Tally the lines below that contain the word "после", and give only that number.

━━━━━ SOURCE DATA ━━━━━

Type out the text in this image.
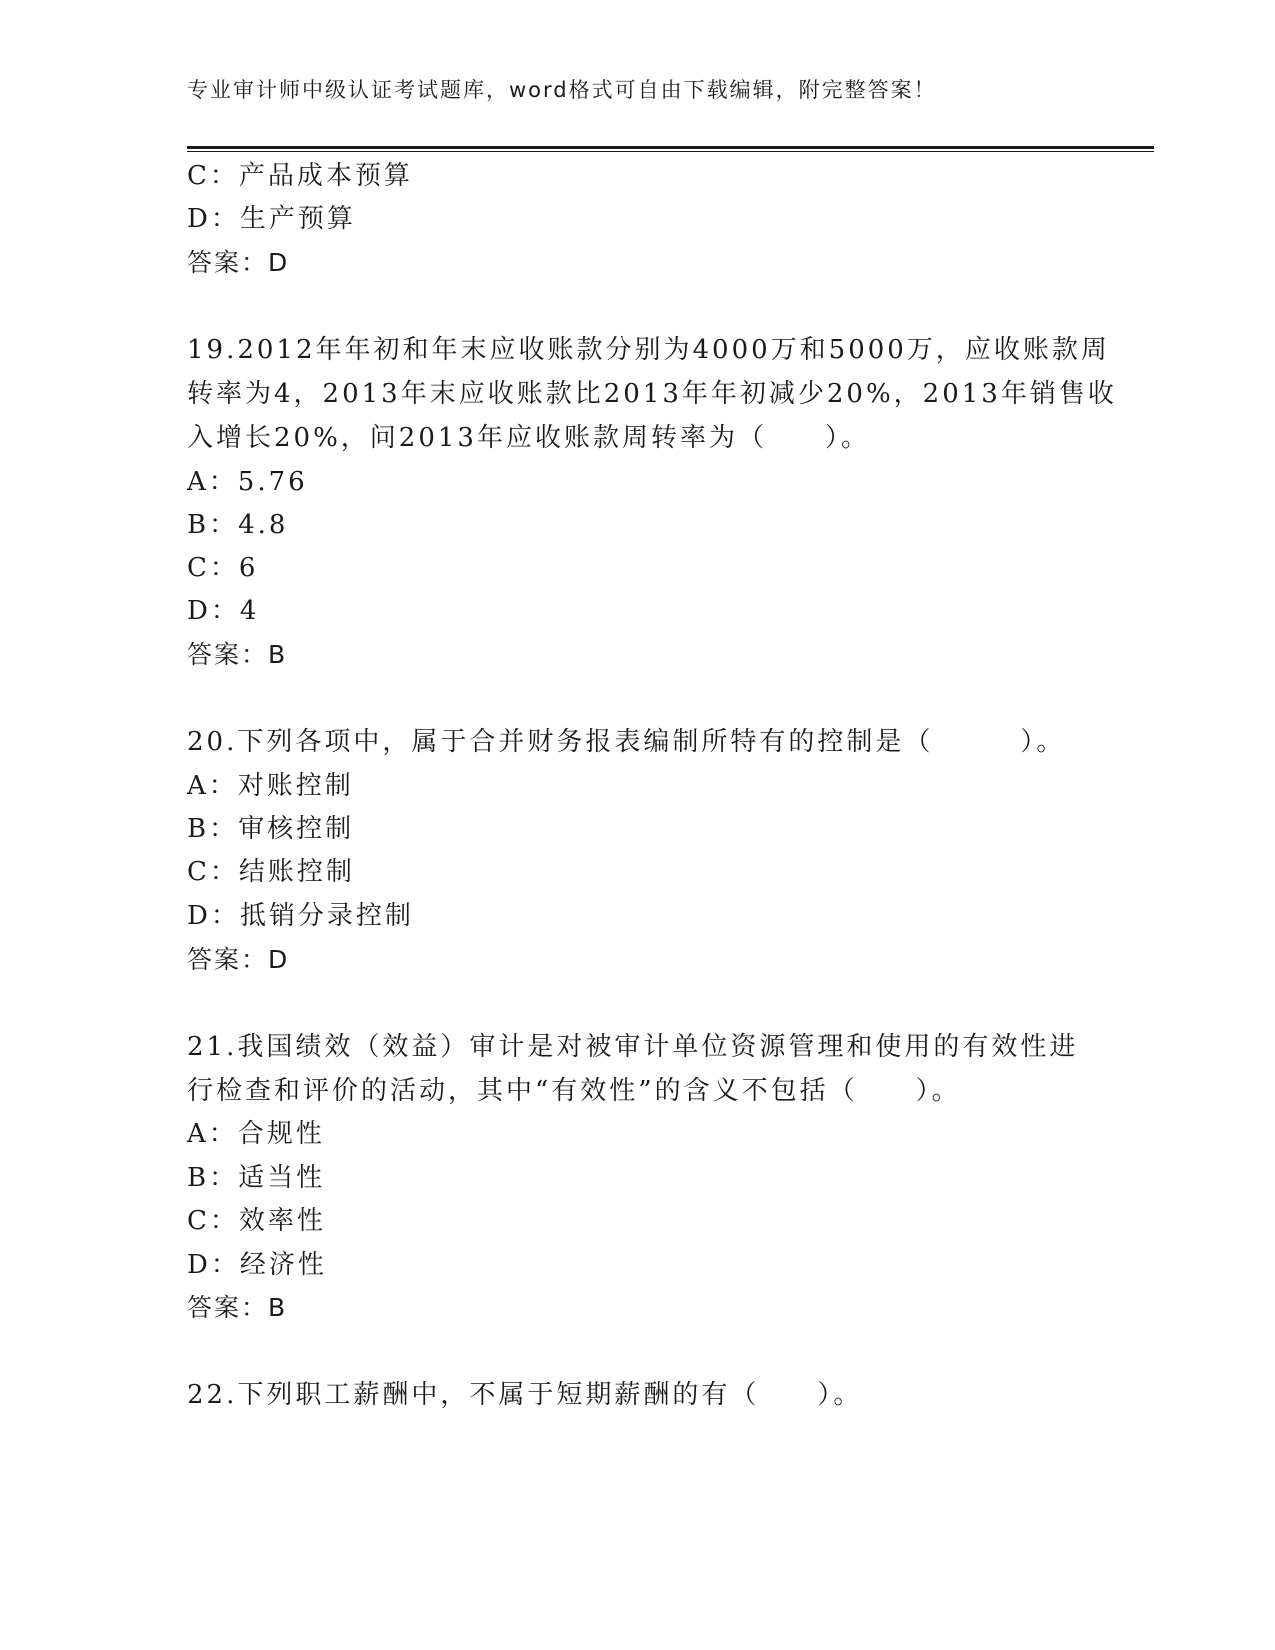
专业审计师中级认证考试题库，word格式可自由下载编辑，附完整答案！
C：产品成本预算
D：生产预算
答案：D
19.2012年年初和年末应收账款分别为4000万和5000万，应收账款周
转率为4，2013年末应收账款比2013年年初减少20%，2013年销售收
入增长20%，问2013年应收账款周转率为（　　）。
A：5.76
B：4.8
C：6
D：4
答案：B
20.下列各项中，属于合并财务报表编制所特有的控制是（　　　）。
A：对账控制
B：审核控制
C：结账控制
D：抵销分录控制
答案：D
21.我国绩效（效益）审计是对被审计单位资源管理和使用的有效性进
行检查和评价的活动，其中“有效性”的含义不包括（　　）。
A：合规性
B：适当性
C：效率性
D：经济性
答案：B
22.下列职工薪酬中，不属于短期薪酬的有（　　）。
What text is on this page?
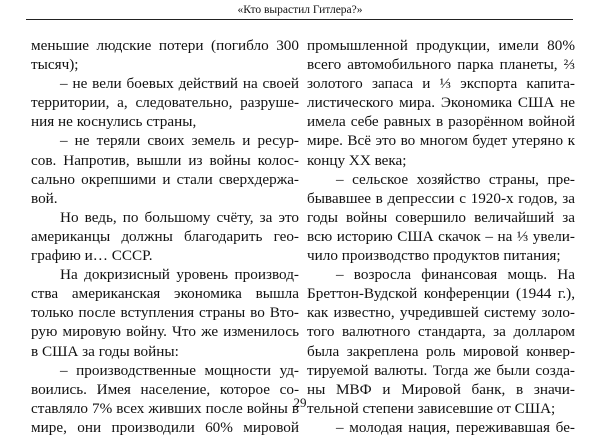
«Кто вырастил Гитлера?»
меньшие людские потери (погибло 300
тысяч);
– не вели боевых действий на своей
территории, а, следовательно, разруше-
ния не коснулись страны,
– не теряли своих земель и ресур-
сов. Напротив, вышли из войны колос-
сально окрепшими и стали сверхдержа-
вой.
Но ведь, по большому счёту, за это
американцы должны благодарить гео-
графию и… СССР.
На докризисный уровень производ-
ства американская экономика вышла
только после вступления страны во Вто-
рую мировую войну. Что же изменилось
в США за годы войны:
– производственные мощности уд-
воились. Имея население, которое со-
ставляло 7% всех живших после войны в
мире, они производили 60% мировой
промышленной продукции, имели 80%
всего автомобильного парка планеты, ⅔
золотого запаса и ⅓ экспорта капита-
листического мира. Экономика США не
имела себе равных в разорённом войной
мире. Всё это во многом будет утеряно к
концу XX века;
– сельское хозяйство страны, пре-
бывавшее в депрессии с 1920-х годов, за
годы войны совершило величайший за
всю историю США скачок – на ⅓ увели-
чило производство продуктов питания;
– возросла финансовая мощь. На
Бреттон-Вудской конференции (1944 г.),
как известно, учредившей систему золо-
того валютного стандарта, за долларом
была закреплена роль мировой конвер-
тируемой валюты. Тогда же были созда-
ны МВФ и Мировой банк, в значи-
тельной степени зависевшие от США;
– молодая нация, переживавшая бе-
29
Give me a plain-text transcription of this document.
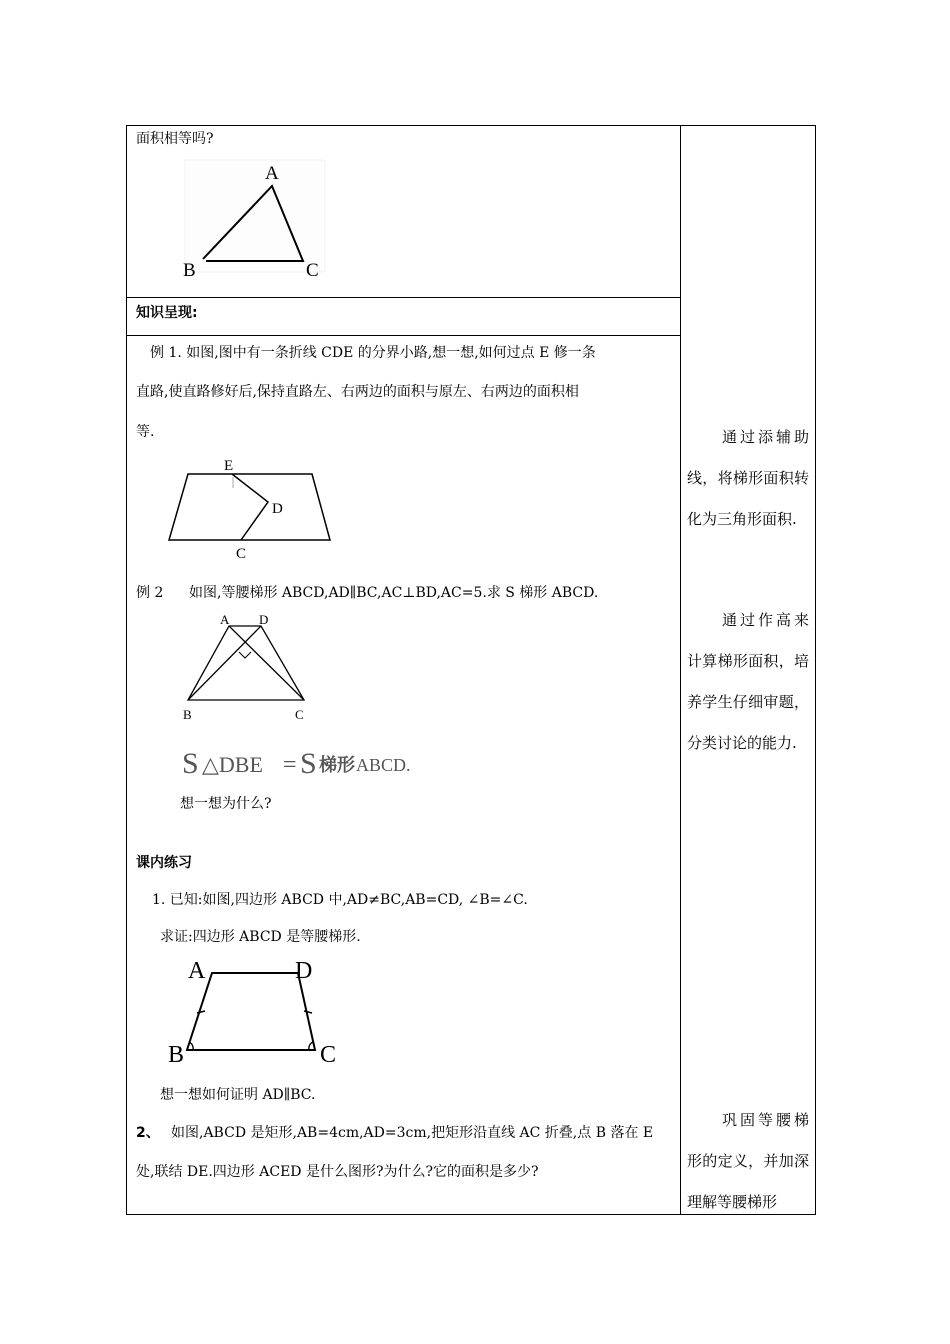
面积相等吗?
A
B	C
知识呈现:
例 1. 如图,图中有一条折线 CDE 的分界小路,想一想,如何过点 E 修一条
直路,使直路修好后,保持直路左、右两边的面积与原左、右两边的面积相
等.
E
D
C
例 2 如图,等腰梯形 ABCD,AD∥BC,AC⊥BD,AC=5.求 S 梯形 ABCD.
A D
B	C
S △DBE = S 梯形 ABCD.
想一想为什么?
课内练习
1. 已知:如图,四边形 ABCD 中,AD≠BC,AB=CD, ∠B=∠C.
求证:四边形 ABCD 是等腰梯形.
A	D
B	C
想一想如何证明 AD∥BC.
2、 如图,ABCD 是矩形,AB=4cm,AD=3cm,把矩形沿直线 AC 折叠,点 B 落在 E
处,联结 DE.四边形 ACED 是什么图形?为什么?它的面积是多少?
通过添辅助线，将梯形面积转化为三角形面积.
通过作高来计算梯形面积，培养学生仔细审题，分类讨论的能力.
巩固等腰梯形的定义，并加深理解等腰梯形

━━━━━

[CORRECT OUTPUT]:
2